═════ RECORD LIST ═════

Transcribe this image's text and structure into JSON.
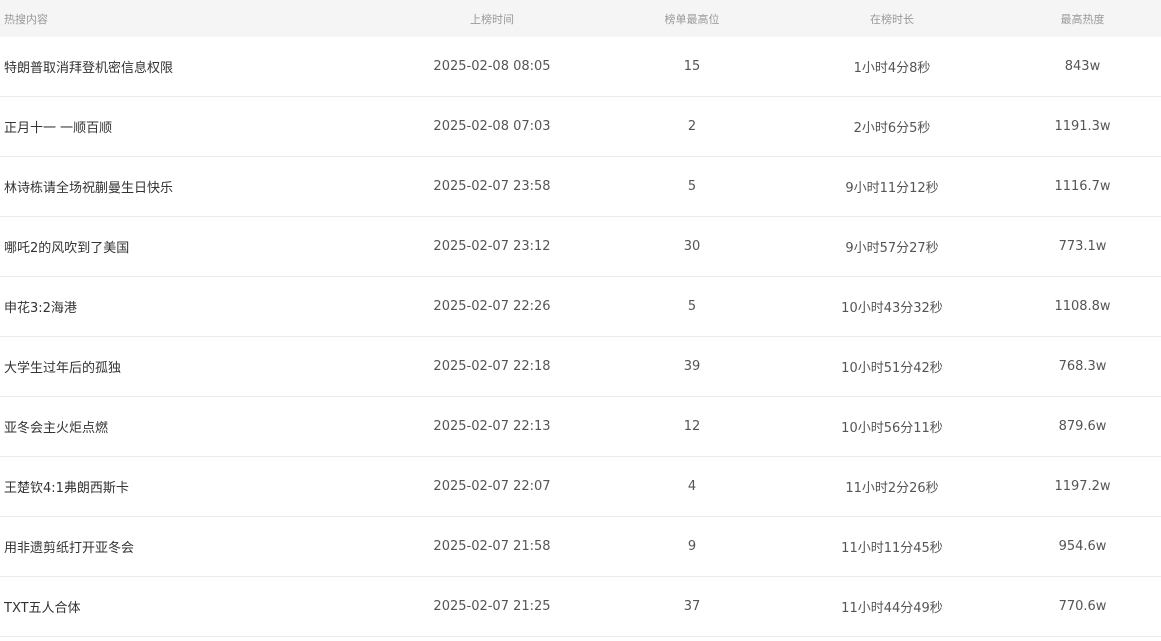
{
  "headers": {
    "title": "热搜内容",
    "time": "上榜时间",
    "rank": "榜单最高位",
    "duration": "在榜时长",
    "heat": "最高热度"
  },
  "rows": [
    {
      "title": "特朗普取消拜登机密信息权限",
      "time": "2025-02-08 08:05",
      "rank": "15",
      "duration": "1小时4分8秒",
      "heat": "843w"
    },
    {
      "title": "正月十一 一顺百顺",
      "time": "2025-02-08 07:03",
      "rank": "2",
      "duration": "2小时6分5秒",
      "heat": "1191.3w"
    },
    {
      "title": "林诗栋请全场祝蒯曼生日快乐",
      "time": "2025-02-07 23:58",
      "rank": "5",
      "duration": "9小时11分12秒",
      "heat": "1116.7w"
    },
    {
      "title": "哪吒2的风吹到了美国",
      "time": "2025-02-07 23:12",
      "rank": "30",
      "duration": "9小时57分27秒",
      "heat": "773.1w"
    },
    {
      "title": "申花3:2海港",
      "time": "2025-02-07 22:26",
      "rank": "5",
      "duration": "10小时43分32秒",
      "heat": "1108.8w"
    },
    {
      "title": "大学生过年后的孤独",
      "time": "2025-02-07 22:18",
      "rank": "39",
      "duration": "10小时51分42秒",
      "heat": "768.3w"
    },
    {
      "title": "亚冬会主火炬点燃",
      "time": "2025-02-07 22:13",
      "rank": "12",
      "duration": "10小时56分11秒",
      "heat": "879.6w"
    },
    {
      "title": "王楚钦4:1弗朗西斯卡",
      "time": "2025-02-07 22:07",
      "rank": "4",
      "duration": "11小时2分26秒",
      "heat": "1197.2w"
    },
    {
      "title": "用非遗剪纸打开亚冬会",
      "time": "2025-02-07 21:58",
      "rank": "9",
      "duration": "11小时11分45秒",
      "heat": "954.6w"
    },
    {
      "title": "TXT五人合体",
      "time": "2025-02-07 21:25",
      "rank": "37",
      "duration": "11小时44分49秒",
      "heat": "770.6w"
    }
  ]
}
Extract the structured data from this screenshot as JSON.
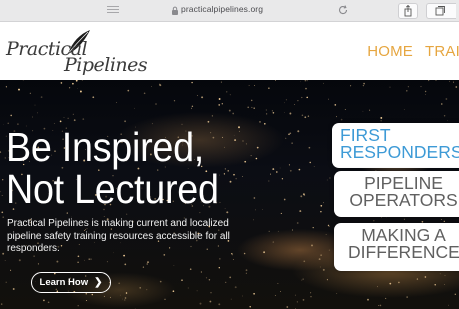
{
  "browser": {
    "url": "practicalpipelines.org"
  },
  "header": {
    "logo_text": "Practical Pipelines",
    "nav": [
      "HOME",
      "TRAIN"
    ]
  },
  "hero": {
    "title_line1": "Be Inspired,",
    "title_line2": "Not Lectured",
    "description": "Practical Pipelines is making current and localized pipeline safety training resources accessible for all responders.",
    "cta_label": "Learn How",
    "tiles": [
      {
        "line1": "FIRST",
        "line2": "RESPONDERS"
      },
      {
        "line1": "PIPELINE",
        "line2": "OPERATORS"
      },
      {
        "line1": "MAKING A",
        "line2": "DIFFERENCE!"
      }
    ]
  },
  "colors": {
    "nav": "#e6a640",
    "tile_highlight": "#3d9ad6",
    "tile_text": "#606060"
  },
  "icons": [
    "reader-icon",
    "lock-icon",
    "reload-icon",
    "share-icon",
    "tabs-icon",
    "leaf-icon",
    "chevron-right-icon"
  ]
}
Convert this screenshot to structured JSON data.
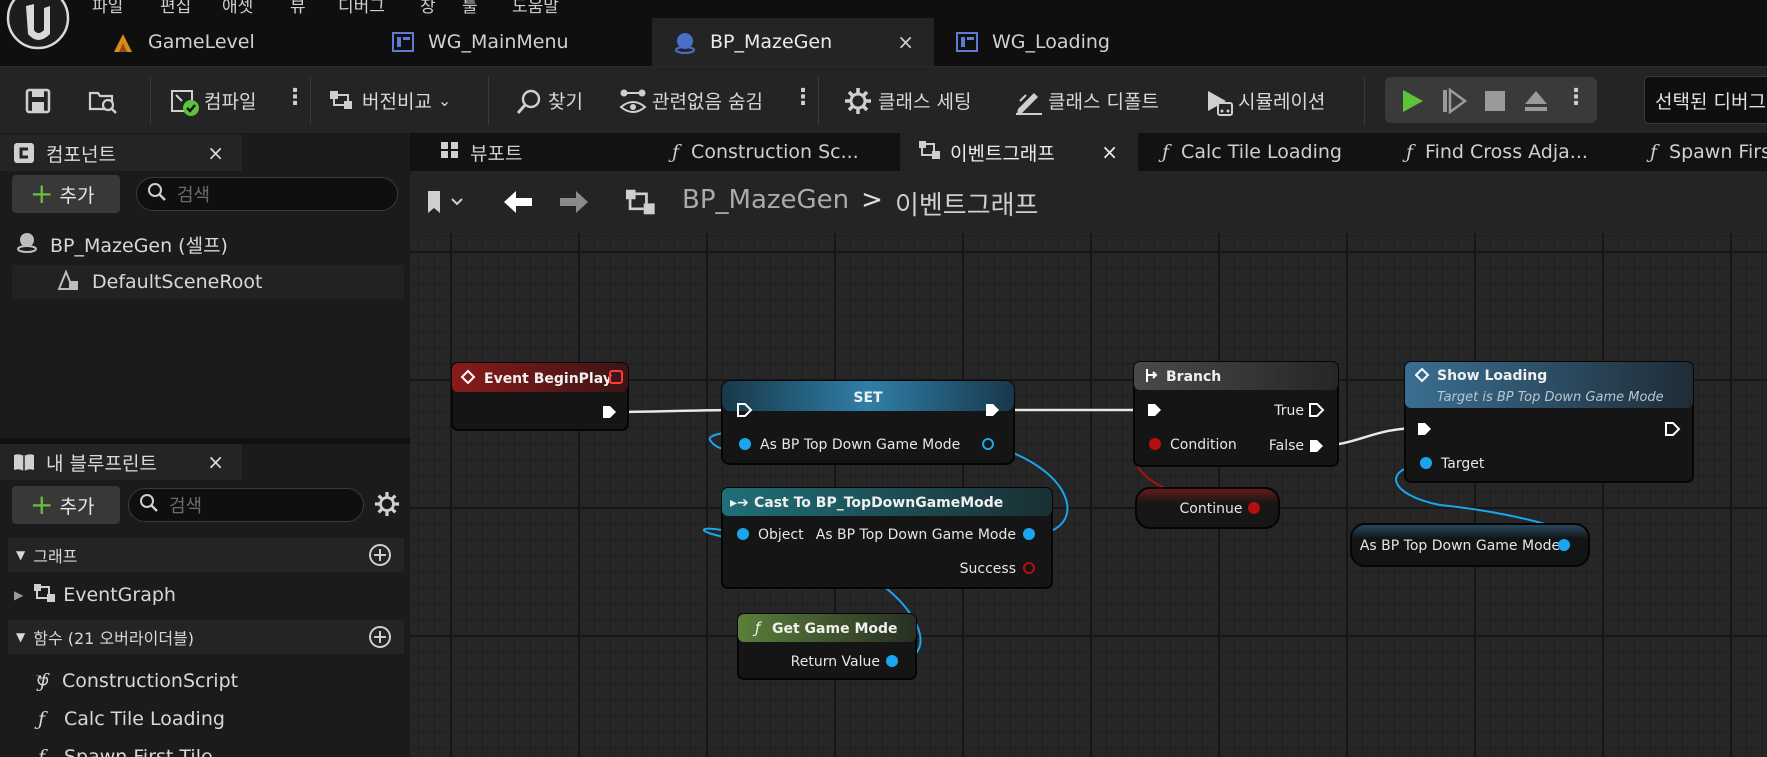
{
  "doc_tabs": [
    {
      "label": "GameLevel"
    },
    {
      "label": "WG_MainMenu"
    },
    {
      "label": "BP_MazeGen",
      "close": "×"
    },
    {
      "label": "WG_Loading"
    }
  ],
  "toolbar": {
    "compile": "컴파일",
    "diff": "버전비교",
    "find": "찾기",
    "hide_unrelated": "관련없음 숨김",
    "class_settings": "클래스 세팅",
    "class_defaults": "클래스 디폴트",
    "simulation": "시뮬레이션",
    "debug_select": "선택된 디버그"
  },
  "components_panel": {
    "title": "컴포넌트",
    "close": "×",
    "add": "추가",
    "search_placeholder": "검색",
    "items": [
      {
        "label": "BP_MazeGen (셀프)"
      },
      {
        "label": "DefaultSceneRoot"
      }
    ]
  },
  "blueprint_panel": {
    "title": "내 블루프린트",
    "close": "×",
    "add": "추가",
    "search_placeholder": "검색",
    "graph_section": "그래프",
    "graph_items": [
      {
        "label": "EventGraph"
      }
    ],
    "functions_section": "함수 (21 오버라이더블)",
    "function_items": [
      {
        "label": "ConstructionScript"
      },
      {
        "label": "Calc Tile Loading"
      },
      {
        "label": "Spawn First Tile"
      }
    ]
  },
  "graph_tabs": [
    {
      "label": "뷰포트"
    },
    {
      "label": "Construction Sc..."
    },
    {
      "label": "이벤트그래프",
      "close": "×"
    },
    {
      "label": "Calc Tile Loading"
    },
    {
      "label": "Find Cross Adja..."
    },
    {
      "label": "Spawn Firs"
    }
  ],
  "breadcrumb": {
    "root": "BP_MazeGen",
    "separator": ">",
    "current": "이벤트그래프"
  },
  "nodes": {
    "begin_play": {
      "title": "Event BeginPlay"
    },
    "set": {
      "title": "SET",
      "pin": "As BP Top Down Game Mode"
    },
    "cast": {
      "title": "Cast To BP_TopDownGameMode",
      "pin_object": "Object",
      "pin_out": "As BP Top Down Game Mode",
      "pin_success": "Success"
    },
    "get_game_mode": {
      "title": "Get Game Mode",
      "pin_return": "Return Value"
    },
    "branch": {
      "title": "Branch",
      "pin_true": "True",
      "pin_condition": "Condition",
      "pin_false": "False"
    },
    "continue": {
      "label": "Continue"
    },
    "show_loading": {
      "title": "Show Loading",
      "subtitle": "Target is BP Top Down Game Mode",
      "pin_target": "Target"
    },
    "var_get": {
      "label": "As BP Top Down Game Mode"
    }
  },
  "colors": {
    "event_header": "#8a1a1a",
    "set_header": "#2f7fa8",
    "cast_header": "#1f6f78",
    "pure_header": "#5b7f3a",
    "func_header": "#3a6f92",
    "object_pin": "#1aa6ef",
    "bool_pin": "#b40f0f",
    "play_green": "#5cc33a"
  }
}
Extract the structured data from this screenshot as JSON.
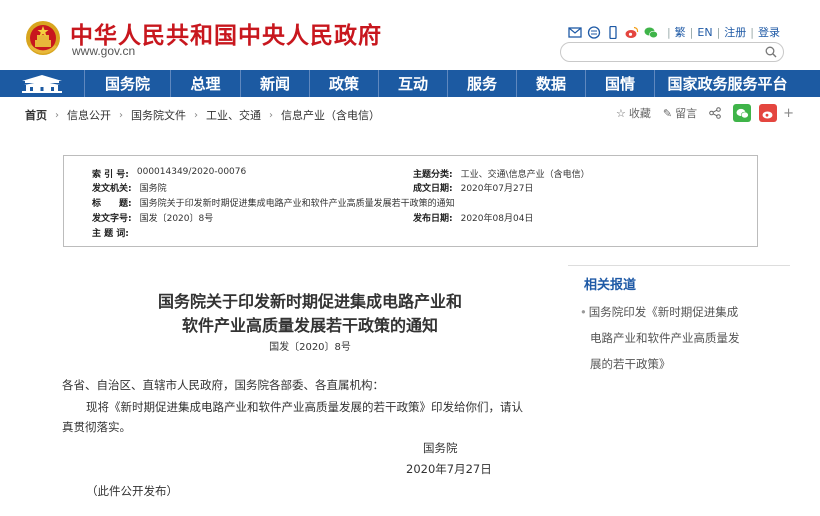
{
  "header": {
    "site_title": "中华人民共和国中央人民政府",
    "site_url": "www.gov.cn",
    "top_links": [
      "繁",
      "EN",
      "注册",
      "登录"
    ],
    "search_placeholder": ""
  },
  "nav": {
    "items": [
      "国务院",
      "总理",
      "新闻",
      "政策",
      "互动",
      "服务",
      "数据",
      "国情",
      "国家政务服务平台"
    ]
  },
  "breadcrumb": [
    "首页",
    "信息公开",
    "国务院文件",
    "工业、交通",
    "信息产业（含电信）"
  ],
  "share": {
    "favorite": "收藏",
    "comment": "留言"
  },
  "meta": {
    "index_no_label": "索 引 号:",
    "index_no": "000014349/2020-00076",
    "topic_label": "主题分类:",
    "topic": "工业、交通\\信息产业（含电信）",
    "issuer_label": "发文机关:",
    "issuer": "国务院",
    "written_date_label": "成文日期:",
    "written_date": "2020年07月27日",
    "title_label": "标　　题:",
    "title": "国务院关于印发新时期促进集成电路产业和软件产业高质量发展若干政策的通知",
    "doc_no_label": "发文字号:",
    "doc_no": "国发〔2020〕8号",
    "publish_date_label": "发布日期:",
    "publish_date": "2020年08月04日",
    "keywords_label": "主 题 词:",
    "keywords": ""
  },
  "article": {
    "title_line1": "国务院关于印发新时期促进集成电路产业和",
    "title_line2": "软件产业高质量发展若干政策的通知",
    "doc_no": "国发〔2020〕8号",
    "salutation": "各省、自治区、直辖市人民政府，国务院各部委、各直属机构：",
    "body_line1": "现将《新时期促进集成电路产业和软件产业高质量发展的若干政策》印发给你们，请认",
    "body_line2": "真贯彻落实。",
    "signer": "国务院",
    "sign_date": "2020年7月27日",
    "publicity_note": "（此件公开发布）"
  },
  "related": {
    "heading": "相关报道",
    "items": [
      {
        "line1": "国务院印发《新时期促进集成",
        "line2": "电路产业和软件产业高质量发",
        "line3": "展的若干政策》"
      }
    ]
  },
  "colors": {
    "brand_red": "#c8171e",
    "nav_blue": "#1c5aa2",
    "link_blue": "#1f5aa6"
  }
}
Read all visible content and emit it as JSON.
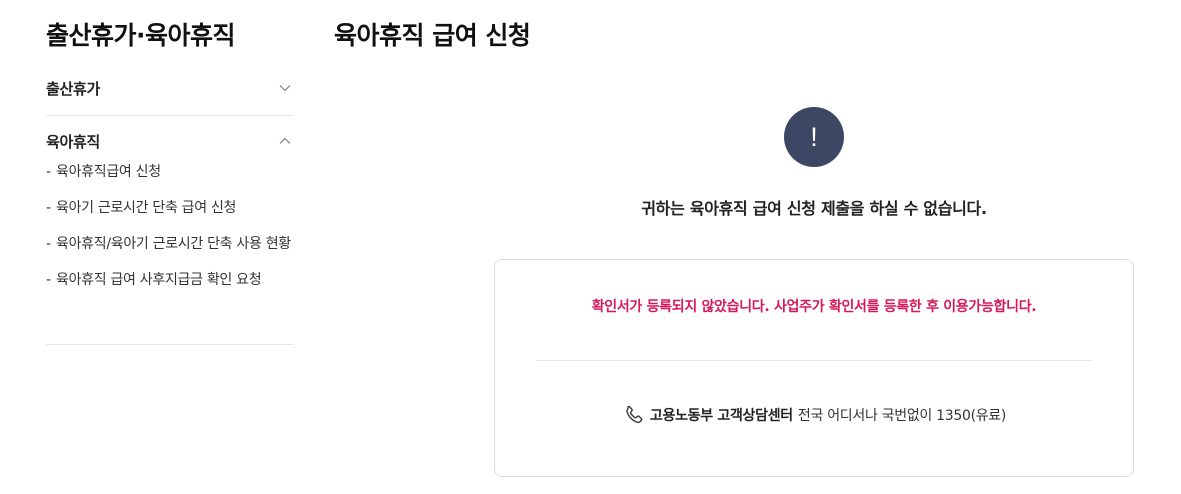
{
  "sidebar": {
    "title": "출산휴가·육아휴직",
    "groups": [
      {
        "label": "출산휴가",
        "expanded": false,
        "icon": "chevron-down-icon"
      },
      {
        "label": "육아휴직",
        "expanded": true,
        "icon": "chevron-up-icon",
        "items": [
          {
            "bullet": "-",
            "label": "육아휴직급여 신청"
          },
          {
            "bullet": "-",
            "label": "육아기 근로시간 단축 급여 신청"
          },
          {
            "bullet": "-",
            "label": "육아휴직/육아기 근로시간 단축 사용 현황"
          },
          {
            "bullet": "-",
            "label": "육아휴직 급여 사후지급금 확인 요청"
          }
        ]
      }
    ]
  },
  "main": {
    "title": "육아휴직 급여 신청",
    "alert_symbol": "!",
    "notice": "귀하는 육아휴직 급여 신청 제출을 하실 수 없습니다.",
    "warning": "확인서가 등록되지 않았습니다. 사업주가 확인서를 등록한 후 이용가능합니다.",
    "contact": {
      "icon": "phone-icon",
      "name": "고용노동부 고객상담센터",
      "detail": "전국 어디서나 국번없이 1350(유료)"
    }
  },
  "colors": {
    "alert_circle": "#3d4663",
    "warning_text": "#d6195a",
    "border": "#dcdcdc"
  }
}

═════

#### [TASK TO COMPLETE]
Tell how many lines of the records above hold the string "this". Give no other text.

#### [EXERCISE ANSWER]
4